Find the lines holding the string "color" in the data, then copy all of them.

> [EXCERPTED DATA]

===============

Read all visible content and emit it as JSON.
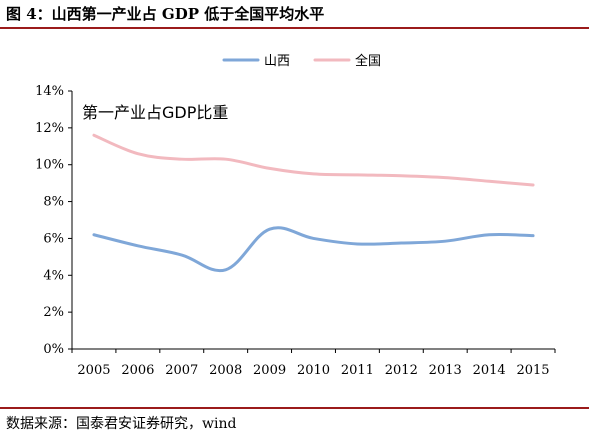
{
  "header": {
    "title": "图 4：山西第一产业占 GDP 低于全国平均水平"
  },
  "footer": {
    "source": "数据来源：国泰君安证券研究，wind"
  },
  "chart_data": {
    "type": "line",
    "title": "第一产业占GDP比重",
    "xlabel": "",
    "ylabel": "",
    "x": [
      "2005",
      "2006",
      "2007",
      "2008",
      "2009",
      "2010",
      "2011",
      "2012",
      "2013",
      "2014",
      "2015"
    ],
    "ylim": [
      0,
      14
    ],
    "y_ticks": [
      "0%",
      "2%",
      "4%",
      "6%",
      "8%",
      "10%",
      "12%",
      "14%"
    ],
    "y_tick_values": [
      0,
      2,
      4,
      6,
      8,
      10,
      12,
      14
    ],
    "grid": false,
    "legend_position": "top-center",
    "series": [
      {
        "name": "山西",
        "color": "#7fa7d8",
        "values": [
          6.2,
          5.6,
          5.1,
          4.3,
          6.5,
          6.0,
          5.7,
          5.75,
          5.85,
          6.2,
          6.15
        ]
      },
      {
        "name": "全国",
        "color": "#f2b9bf",
        "values": [
          11.6,
          10.6,
          10.3,
          10.3,
          9.8,
          9.5,
          9.45,
          9.4,
          9.3,
          9.1,
          8.9
        ]
      }
    ]
  }
}
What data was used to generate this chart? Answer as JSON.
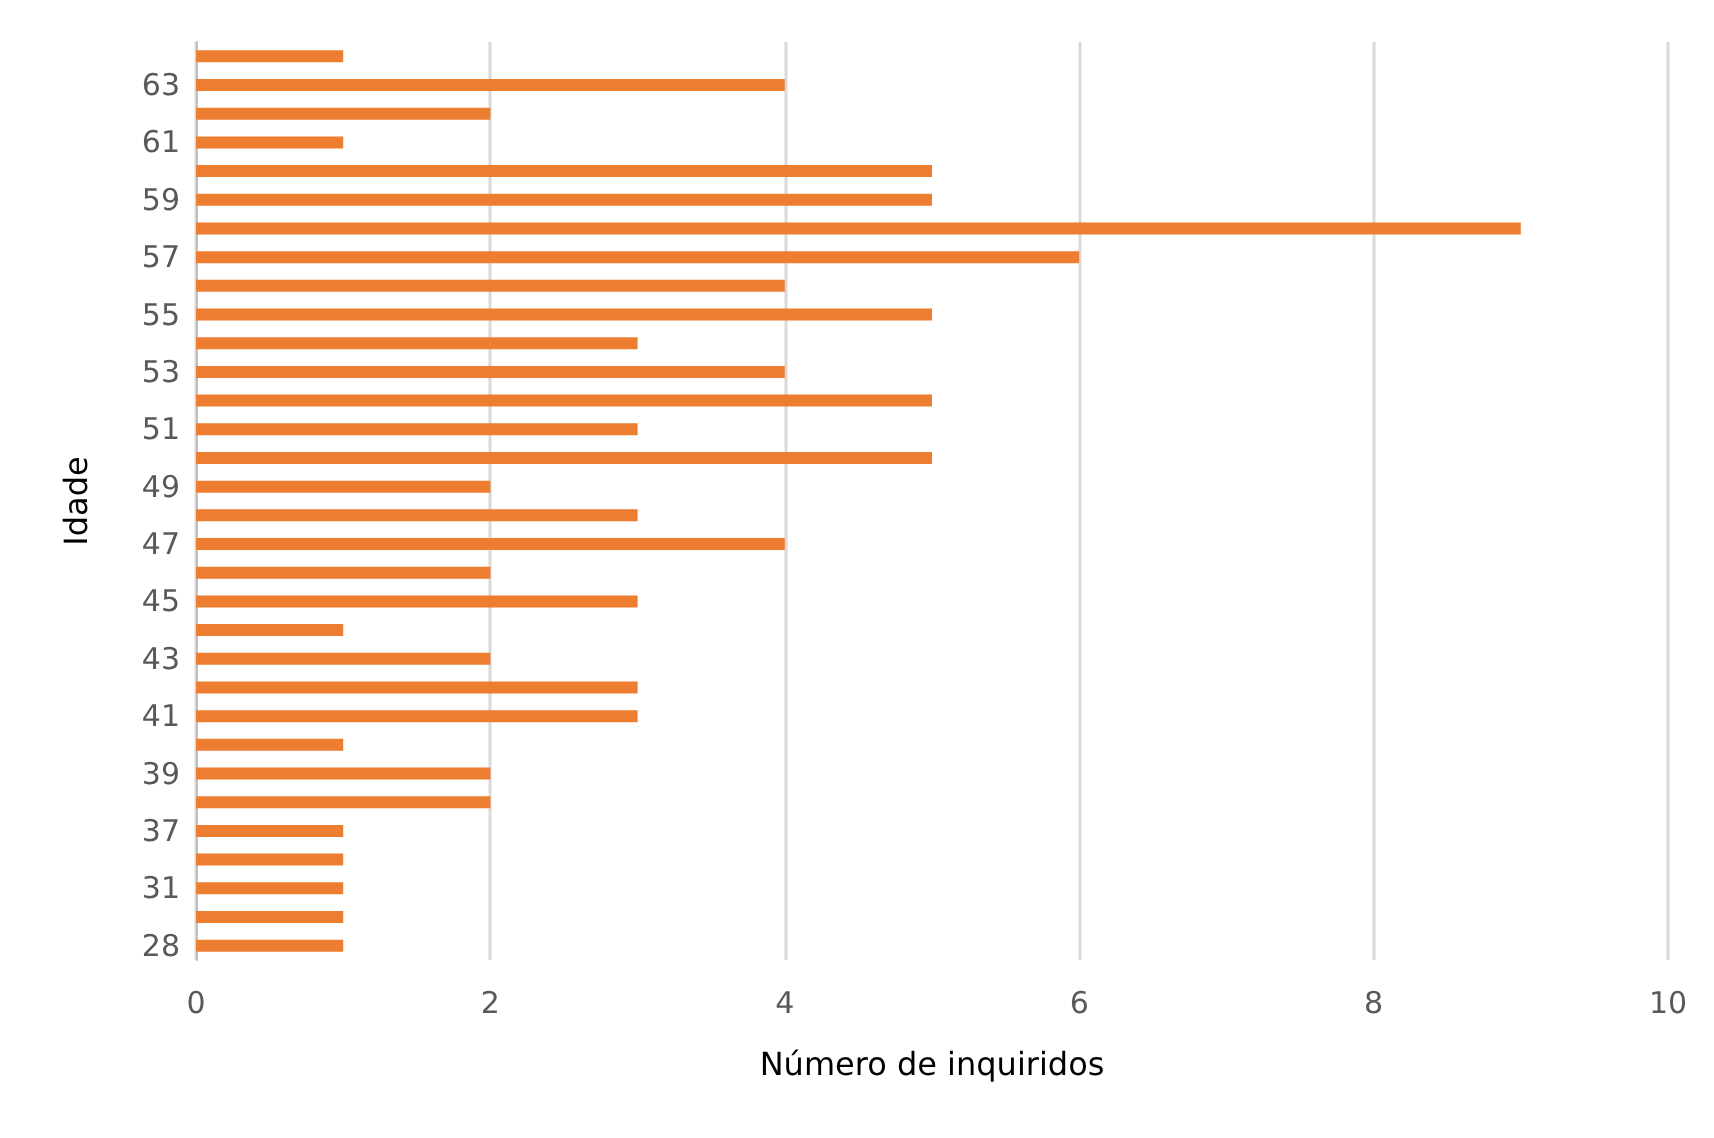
{
  "chart_data": {
    "type": "bar",
    "orientation": "horizontal",
    "xlabel": "Número de inquiridos",
    "ylabel": "Idade",
    "categories": [
      null,
      "63",
      null,
      "61",
      null,
      "59",
      null,
      "57",
      null,
      "55",
      null,
      "53",
      null,
      "51",
      null,
      "49",
      null,
      "47",
      null,
      "45",
      null,
      "43",
      null,
      "41",
      null,
      "39",
      null,
      "37",
      null,
      "31",
      null,
      "28"
    ],
    "values": [
      1,
      4,
      2,
      1,
      5,
      5,
      9,
      6,
      4,
      5,
      3,
      4,
      5,
      3,
      5,
      2,
      3,
      4,
      2,
      3,
      1,
      2,
      3,
      3,
      1,
      2,
      2,
      1,
      1,
      1,
      1,
      1
    ],
    "color": "#ed7d31",
    "xlim": [
      0,
      10
    ],
    "xticks": [
      0,
      2,
      4,
      6,
      8,
      10
    ],
    "grid": "x"
  }
}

===============

> [WRITTEN ANSWER]
        "color": "#7fa7d8",
        "color": "#f2b9bf",
    "color": "#ed7d31",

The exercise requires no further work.